# Given instruction
Write out all of the entries exactly, please.

**** Task input ****

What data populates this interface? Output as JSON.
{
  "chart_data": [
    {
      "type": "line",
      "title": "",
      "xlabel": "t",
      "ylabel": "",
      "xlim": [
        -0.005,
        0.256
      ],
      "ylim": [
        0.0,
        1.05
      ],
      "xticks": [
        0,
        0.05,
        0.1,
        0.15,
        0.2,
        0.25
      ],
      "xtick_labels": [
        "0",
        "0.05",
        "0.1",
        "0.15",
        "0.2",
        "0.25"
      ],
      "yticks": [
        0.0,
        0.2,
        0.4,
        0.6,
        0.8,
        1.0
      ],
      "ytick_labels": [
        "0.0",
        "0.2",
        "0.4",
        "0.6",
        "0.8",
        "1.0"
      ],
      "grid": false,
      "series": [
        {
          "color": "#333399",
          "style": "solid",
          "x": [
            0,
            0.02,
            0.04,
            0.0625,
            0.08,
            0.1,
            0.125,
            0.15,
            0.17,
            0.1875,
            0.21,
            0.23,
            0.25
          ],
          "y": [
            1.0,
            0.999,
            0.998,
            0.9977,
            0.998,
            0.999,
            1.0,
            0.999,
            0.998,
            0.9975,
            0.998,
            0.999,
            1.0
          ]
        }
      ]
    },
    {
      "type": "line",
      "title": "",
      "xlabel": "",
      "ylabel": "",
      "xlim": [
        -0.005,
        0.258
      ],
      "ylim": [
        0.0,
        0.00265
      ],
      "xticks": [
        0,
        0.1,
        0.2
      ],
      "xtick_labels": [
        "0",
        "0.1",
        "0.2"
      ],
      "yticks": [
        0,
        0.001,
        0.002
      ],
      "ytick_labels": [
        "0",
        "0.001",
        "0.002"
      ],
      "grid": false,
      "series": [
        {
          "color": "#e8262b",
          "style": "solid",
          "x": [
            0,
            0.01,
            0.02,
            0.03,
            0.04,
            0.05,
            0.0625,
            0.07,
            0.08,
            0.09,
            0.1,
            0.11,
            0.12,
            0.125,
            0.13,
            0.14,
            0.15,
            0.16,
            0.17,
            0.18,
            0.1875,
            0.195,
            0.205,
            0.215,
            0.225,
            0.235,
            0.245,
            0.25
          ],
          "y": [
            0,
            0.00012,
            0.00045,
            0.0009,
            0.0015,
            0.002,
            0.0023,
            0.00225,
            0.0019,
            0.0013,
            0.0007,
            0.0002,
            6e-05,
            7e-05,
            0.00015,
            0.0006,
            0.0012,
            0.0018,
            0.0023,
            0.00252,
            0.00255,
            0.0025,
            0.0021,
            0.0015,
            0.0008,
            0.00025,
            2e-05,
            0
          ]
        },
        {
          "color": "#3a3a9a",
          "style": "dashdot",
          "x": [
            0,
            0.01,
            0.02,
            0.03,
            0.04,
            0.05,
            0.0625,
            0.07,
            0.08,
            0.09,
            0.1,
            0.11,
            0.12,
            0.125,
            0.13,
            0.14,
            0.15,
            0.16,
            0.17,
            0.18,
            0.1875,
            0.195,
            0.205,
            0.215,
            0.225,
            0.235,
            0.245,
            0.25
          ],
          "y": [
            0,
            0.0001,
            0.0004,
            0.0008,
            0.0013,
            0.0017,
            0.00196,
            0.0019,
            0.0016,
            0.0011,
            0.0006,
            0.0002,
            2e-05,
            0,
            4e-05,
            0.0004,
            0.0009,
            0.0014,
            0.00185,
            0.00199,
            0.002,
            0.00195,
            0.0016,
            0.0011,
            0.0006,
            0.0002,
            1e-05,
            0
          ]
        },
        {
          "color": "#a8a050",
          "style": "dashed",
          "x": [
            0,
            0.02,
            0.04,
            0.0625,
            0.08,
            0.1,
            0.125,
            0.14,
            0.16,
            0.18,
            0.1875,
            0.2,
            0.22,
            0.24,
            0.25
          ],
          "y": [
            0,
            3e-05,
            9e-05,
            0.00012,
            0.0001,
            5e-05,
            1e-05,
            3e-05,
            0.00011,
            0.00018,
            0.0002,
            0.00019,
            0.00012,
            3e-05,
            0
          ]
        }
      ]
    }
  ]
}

****

# Output of the task
What data populates this interface? Output as JSON.
{
  "chart_data": [
    {
      "type": "line",
      "title": "",
      "xlabel": "t",
      "ylabel": "",
      "xlim": [
        -0.005,
        0.256
      ],
      "ylim": [
        0.0,
        1.05
      ],
      "xticks": [
        0,
        0.05,
        0.1,
        0.15,
        0.2,
        0.25
      ],
      "xtick_labels": [
        "0",
        "0.05",
        "0.1",
        "0.15",
        "0.2",
        "0.25"
      ],
      "yticks": [
        0.0,
        0.2,
        0.4,
        0.6,
        0.8,
        1.0
      ],
      "ytick_labels": [
        "0.0",
        "0.2",
        "0.4",
        "0.6",
        "0.8",
        "1.0"
      ],
      "grid": false,
      "series": [
        {
          "color": "#333399",
          "style": "solid",
          "x": [
            0,
            0.02,
            0.04,
            0.0625,
            0.08,
            0.1,
            0.125,
            0.15,
            0.17,
            0.1875,
            0.21,
            0.23,
            0.25
          ],
          "y": [
            1.0,
            0.999,
            0.998,
            0.9977,
            0.998,
            0.999,
            1.0,
            0.999,
            0.998,
            0.9975,
            0.998,
            0.999,
            1.0
          ]
        }
      ]
    },
    {
      "type": "line",
      "title": "",
      "xlabel": "",
      "ylabel": "",
      "xlim": [
        -0.005,
        0.258
      ],
      "ylim": [
        0.0,
        0.00265
      ],
      "xticks": [
        0,
        0.1,
        0.2
      ],
      "xtick_labels": [
        "0",
        "0.1",
        "0.2"
      ],
      "yticks": [
        0,
        0.001,
        0.002
      ],
      "ytick_labels": [
        "0",
        "0.001",
        "0.002"
      ],
      "grid": false,
      "series": [
        {
          "color": "#e8262b",
          "style": "solid",
          "x": [
            0,
            0.01,
            0.02,
            0.03,
            0.04,
            0.05,
            0.0625,
            0.07,
            0.08,
            0.09,
            0.1,
            0.11,
            0.12,
            0.125,
            0.13,
            0.14,
            0.15,
            0.16,
            0.17,
            0.18,
            0.1875,
            0.195,
            0.205,
            0.215,
            0.225,
            0.235,
            0.245,
            0.25
          ],
          "y": [
            0,
            0.00012,
            0.00045,
            0.0009,
            0.0015,
            0.002,
            0.0023,
            0.00225,
            0.0019,
            0.0013,
            0.0007,
            0.0002,
            6e-05,
            7e-05,
            0.00015,
            0.0006,
            0.0012,
            0.0018,
            0.0023,
            0.00252,
            0.00255,
            0.0025,
            0.0021,
            0.0015,
            0.0008,
            0.00025,
            2e-05,
            0
          ]
        },
        {
          "color": "#3a3a9a",
          "style": "dashdot",
          "x": [
            0,
            0.01,
            0.02,
            0.03,
            0.04,
            0.05,
            0.0625,
            0.07,
            0.08,
            0.09,
            0.1,
            0.11,
            0.12,
            0.125,
            0.13,
            0.14,
            0.15,
            0.16,
            0.17,
            0.18,
            0.1875,
            0.195,
            0.205,
            0.215,
            0.225,
            0.235,
            0.245,
            0.25
          ],
          "y": [
            0,
            0.0001,
            0.0004,
            0.0008,
            0.0013,
            0.0017,
            0.00196,
            0.0019,
            0.0016,
            0.0011,
            0.0006,
            0.0002,
            2e-05,
            0,
            4e-05,
            0.0004,
            0.0009,
            0.0014,
            0.00185,
            0.00199,
            0.002,
            0.00195,
            0.0016,
            0.0011,
            0.0006,
            0.0002,
            1e-05,
            0
          ]
        },
        {
          "color": "#a8a050",
          "style": "dashed",
          "x": [
            0,
            0.02,
            0.04,
            0.0625,
            0.08,
            0.1,
            0.125,
            0.14,
            0.16,
            0.18,
            0.1875,
            0.2,
            0.22,
            0.24,
            0.25
          ],
          "y": [
            0,
            3e-05,
            9e-05,
            0.00012,
            0.0001,
            5e-05,
            1e-05,
            3e-05,
            0.00011,
            0.00018,
            0.0002,
            0.00019,
            0.00012,
            3e-05,
            0
          ]
        }
      ]
    }
  ]
}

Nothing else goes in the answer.